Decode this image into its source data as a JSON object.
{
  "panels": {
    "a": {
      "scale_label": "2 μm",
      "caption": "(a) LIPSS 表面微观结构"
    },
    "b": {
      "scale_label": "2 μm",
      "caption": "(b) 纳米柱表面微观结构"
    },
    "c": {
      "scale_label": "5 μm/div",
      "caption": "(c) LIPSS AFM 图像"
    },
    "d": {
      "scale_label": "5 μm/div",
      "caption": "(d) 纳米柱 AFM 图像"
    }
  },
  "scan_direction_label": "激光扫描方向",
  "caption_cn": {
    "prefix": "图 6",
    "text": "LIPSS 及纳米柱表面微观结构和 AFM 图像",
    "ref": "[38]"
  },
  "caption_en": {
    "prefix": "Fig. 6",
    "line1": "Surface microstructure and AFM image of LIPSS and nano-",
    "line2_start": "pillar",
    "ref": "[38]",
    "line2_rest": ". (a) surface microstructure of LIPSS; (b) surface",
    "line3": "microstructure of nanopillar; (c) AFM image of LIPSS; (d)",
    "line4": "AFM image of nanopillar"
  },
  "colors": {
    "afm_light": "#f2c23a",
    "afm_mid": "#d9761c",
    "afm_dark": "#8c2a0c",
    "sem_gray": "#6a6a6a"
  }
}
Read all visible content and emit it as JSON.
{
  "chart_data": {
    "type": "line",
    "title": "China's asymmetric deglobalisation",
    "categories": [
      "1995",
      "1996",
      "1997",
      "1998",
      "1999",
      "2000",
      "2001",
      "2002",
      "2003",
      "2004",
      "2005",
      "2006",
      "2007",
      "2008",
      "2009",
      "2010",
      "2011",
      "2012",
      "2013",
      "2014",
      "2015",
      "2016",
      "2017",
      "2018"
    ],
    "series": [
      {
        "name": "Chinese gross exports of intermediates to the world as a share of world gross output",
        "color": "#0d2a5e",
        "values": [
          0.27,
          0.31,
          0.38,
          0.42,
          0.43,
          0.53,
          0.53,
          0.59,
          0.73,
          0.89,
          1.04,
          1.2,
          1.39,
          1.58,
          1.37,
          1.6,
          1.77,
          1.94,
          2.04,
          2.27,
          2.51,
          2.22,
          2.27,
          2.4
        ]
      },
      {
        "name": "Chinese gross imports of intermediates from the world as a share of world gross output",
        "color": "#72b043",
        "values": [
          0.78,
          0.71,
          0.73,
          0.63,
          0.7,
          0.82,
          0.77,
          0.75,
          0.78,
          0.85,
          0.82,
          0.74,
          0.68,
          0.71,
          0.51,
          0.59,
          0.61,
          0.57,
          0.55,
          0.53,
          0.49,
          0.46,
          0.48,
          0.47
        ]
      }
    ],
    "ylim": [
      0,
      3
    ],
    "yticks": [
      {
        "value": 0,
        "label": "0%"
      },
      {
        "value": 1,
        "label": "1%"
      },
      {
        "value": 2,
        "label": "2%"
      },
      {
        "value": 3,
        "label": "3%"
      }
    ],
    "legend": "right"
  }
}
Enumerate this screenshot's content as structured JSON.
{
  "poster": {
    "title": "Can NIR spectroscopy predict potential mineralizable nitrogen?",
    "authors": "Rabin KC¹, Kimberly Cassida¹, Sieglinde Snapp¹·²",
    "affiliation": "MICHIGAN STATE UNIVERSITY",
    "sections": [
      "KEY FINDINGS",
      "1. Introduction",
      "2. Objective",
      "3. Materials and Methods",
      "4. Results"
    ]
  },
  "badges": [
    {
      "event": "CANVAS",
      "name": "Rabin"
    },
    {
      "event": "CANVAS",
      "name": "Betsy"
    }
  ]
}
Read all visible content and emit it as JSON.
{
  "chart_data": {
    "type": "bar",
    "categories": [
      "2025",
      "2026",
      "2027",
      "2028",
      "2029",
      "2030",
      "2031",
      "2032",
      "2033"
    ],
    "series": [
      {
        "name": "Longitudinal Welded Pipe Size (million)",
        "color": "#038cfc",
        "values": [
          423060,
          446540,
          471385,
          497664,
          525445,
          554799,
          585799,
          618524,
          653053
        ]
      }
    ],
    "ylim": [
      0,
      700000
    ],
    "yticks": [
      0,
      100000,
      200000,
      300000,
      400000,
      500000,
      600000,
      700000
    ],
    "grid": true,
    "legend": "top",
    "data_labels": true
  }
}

__WORK INSTRUCTIONS__: Make a verbatim copy of every entry shown above.

__EXERCISE ANSWER__:
Decode this image into its source data as a JSON object.
{
  "panels": {
    "a": {
      "scale_label": "2 μm",
      "caption": "(a) LIPSS 表面微观结构"
    },
    "b": {
      "scale_label": "2 μm",
      "caption": "(b) 纳米柱表面微观结构"
    },
    "c": {
      "scale_label": "5 μm/div",
      "caption": "(c) LIPSS AFM 图像"
    },
    "d": {
      "scale_label": "5 μm/div",
      "caption": "(d) 纳米柱 AFM 图像"
    }
  },
  "scan_direction_label": "激光扫描方向",
  "caption_cn": {
    "prefix": "图 6",
    "text": "LIPSS 及纳米柱表面微观结构和 AFM 图像",
    "ref": "[38]"
  },
  "caption_en": {
    "prefix": "Fig. 6",
    "line1": "Surface microstructure and AFM image of LIPSS and nano-",
    "line2_start": "pillar",
    "ref": "[38]",
    "line2_rest": ". (a) surface microstructure of LIPSS; (b) surface",
    "line3": "microstructure of nanopillar; (c) AFM image of LIPSS; (d)",
    "line4": "AFM image of nanopillar"
  },
  "colors": {
    "afm_light": "#f2c23a",
    "afm_mid": "#d9761c",
    "afm_dark": "#8c2a0c",
    "sem_gray": "#6a6a6a"
  }
}
Read all visible content and emit it as JSON.
{
  "chart_data": {
    "type": "line",
    "title": "China's asymmetric deglobalisation",
    "categories": [
      "1995",
      "1996",
      "1997",
      "1998",
      "1999",
      "2000",
      "2001",
      "2002",
      "2003",
      "2004",
      "2005",
      "2006",
      "2007",
      "2008",
      "2009",
      "2010",
      "2011",
      "2012",
      "2013",
      "2014",
      "2015",
      "2016",
      "2017",
      "2018"
    ],
    "series": [
      {
        "name": "Chinese gross exports of intermediates to the world as a share of world gross output",
        "color": "#0d2a5e",
        "values": [
          0.27,
          0.31,
          0.38,
          0.42,
          0.43,
          0.53,
          0.53,
          0.59,
          0.73,
          0.89,
          1.04,
          1.2,
          1.39,
          1.58,
          1.37,
          1.6,
          1.77,
          1.94,
          2.04,
          2.27,
          2.51,
          2.22,
          2.27,
          2.4
        ]
      },
      {
        "name": "Chinese gross imports of intermediates from the world as a share of world gross output",
        "color": "#72b043",
        "values": [
          0.78,
          0.71,
          0.73,
          0.63,
          0.7,
          0.82,
          0.77,
          0.75,
          0.78,
          0.85,
          0.82,
          0.74,
          0.68,
          0.71,
          0.51,
          0.59,
          0.61,
          0.57,
          0.55,
          0.53,
          0.49,
          0.46,
          0.48,
          0.47
        ]
      }
    ],
    "ylim": [
      0,
      3
    ],
    "yticks": [
      {
        "value": 0,
        "label": "0%"
      },
      {
        "value": 1,
        "label": "1%"
      },
      {
        "value": 2,
        "label": "2%"
      },
      {
        "value": 3,
        "label": "3%"
      }
    ],
    "legend": "right"
  }
}
Enumerate this screenshot's content as structured JSON.
{
  "poster": {
    "title": "Can NIR spectroscopy predict potential mineralizable nitrogen?",
    "authors": "Rabin KC¹, Kimberly Cassida¹, Sieglinde Snapp¹·²",
    "affiliation": "MICHIGAN STATE UNIVERSITY",
    "sections": [
      "KEY FINDINGS",
      "1. Introduction",
      "2. Objective",
      "3. Materials and Methods",
      "4. Results"
    ]
  },
  "badges": [
    {
      "event": "CANVAS",
      "name": "Rabin"
    },
    {
      "event": "CANVAS",
      "name": "Betsy"
    }
  ]
}
Read all visible content and emit it as JSON.
{
  "chart_data": {
    "type": "bar",
    "categories": [
      "2025",
      "2026",
      "2027",
      "2028",
      "2029",
      "2030",
      "2031",
      "2032",
      "2033"
    ],
    "series": [
      {
        "name": "Longitudinal Welded Pipe Size (million)",
        "color": "#038cfc",
        "values": [
          423060,
          446540,
          471385,
          497664,
          525445,
          554799,
          585799,
          618524,
          653053
        ]
      }
    ],
    "ylim": [
      0,
      700000
    ],
    "yticks": [
      0,
      100000,
      200000,
      300000,
      400000,
      500000,
      600000,
      700000
    ],
    "grid": true,
    "legend": "top",
    "data_labels": true
  }
}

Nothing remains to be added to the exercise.